Reproduce each record below exactly as written.

··· Extracted entries ···

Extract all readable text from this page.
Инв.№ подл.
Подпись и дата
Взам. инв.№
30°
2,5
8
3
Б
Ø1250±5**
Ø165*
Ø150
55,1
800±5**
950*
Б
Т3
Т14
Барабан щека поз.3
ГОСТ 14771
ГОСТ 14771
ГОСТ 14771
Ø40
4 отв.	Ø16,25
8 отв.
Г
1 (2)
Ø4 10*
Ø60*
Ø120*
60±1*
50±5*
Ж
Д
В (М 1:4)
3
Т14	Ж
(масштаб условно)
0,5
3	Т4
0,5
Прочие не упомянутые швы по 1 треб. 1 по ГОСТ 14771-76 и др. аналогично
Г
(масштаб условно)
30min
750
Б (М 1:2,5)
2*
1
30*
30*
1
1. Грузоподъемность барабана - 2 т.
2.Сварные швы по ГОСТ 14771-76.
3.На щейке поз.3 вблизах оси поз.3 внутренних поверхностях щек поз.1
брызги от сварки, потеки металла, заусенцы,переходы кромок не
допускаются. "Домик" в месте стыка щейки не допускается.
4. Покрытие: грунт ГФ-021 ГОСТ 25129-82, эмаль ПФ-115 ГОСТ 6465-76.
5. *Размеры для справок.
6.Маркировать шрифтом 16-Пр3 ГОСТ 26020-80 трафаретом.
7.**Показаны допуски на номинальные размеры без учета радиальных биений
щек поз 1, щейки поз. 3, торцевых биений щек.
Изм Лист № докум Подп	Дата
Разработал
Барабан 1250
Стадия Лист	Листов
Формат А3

···

* **Finished exercise**:
Extract all readable text from this page.
Инв.№ подл.
Подпись и дата
Взам. инв.№
30°
2,5
8
3
Б
Ø1250±5**
Ø165*
Ø150
55,1
800±5**
950*
Б
Т3
Т14
Барабан щека поз.3
ГОСТ 14771
ГОСТ 14771
ГОСТ 14771
Ø40
4 отв.	Ø16,25
8 отв.
Г
1 (2)
Ø4 10*
Ø60*
Ø120*
60±1*
50±5*
Ж
Д
В (М 1:4)
3
Т14	Ж
(масштаб условно)
0,5
3	Т4
0,5
Прочие не упомянутые швы по 1 треб. 1 по ГОСТ 14771-76 и др. аналогично
Г
(масштаб условно)
30min
750
Б (М 1:2,5)
2*
1
30*
30*
1
1. Грузоподъемность барабана - 2 т.
2.Сварные швы по ГОСТ 14771-76.
3.На щейке поз.3 вблизах оси поз.3 внутренних поверхностях щек поз.1
брызги от сварки, потеки металла, заусенцы,переходы кромок не
допускаются. "Домик" в месте стыка щейки не допускается.
4. Покрытие: грунт ГФ-021 ГОСТ 25129-82, эмаль ПФ-115 ГОСТ 6465-76.
5. *Размеры для справок.
6.Маркировать шрифтом 16-Пр3 ГОСТ 26020-80 трафаретом.
7.**Показаны допуски на номинальные размеры без учета радиальных биений
щек поз 1, щейки поз. 3, торцевых биений щек.
Изм Лист № докум Подп	Дата
Разработал
Барабан 1250
Стадия Лист	Листов
Формат А3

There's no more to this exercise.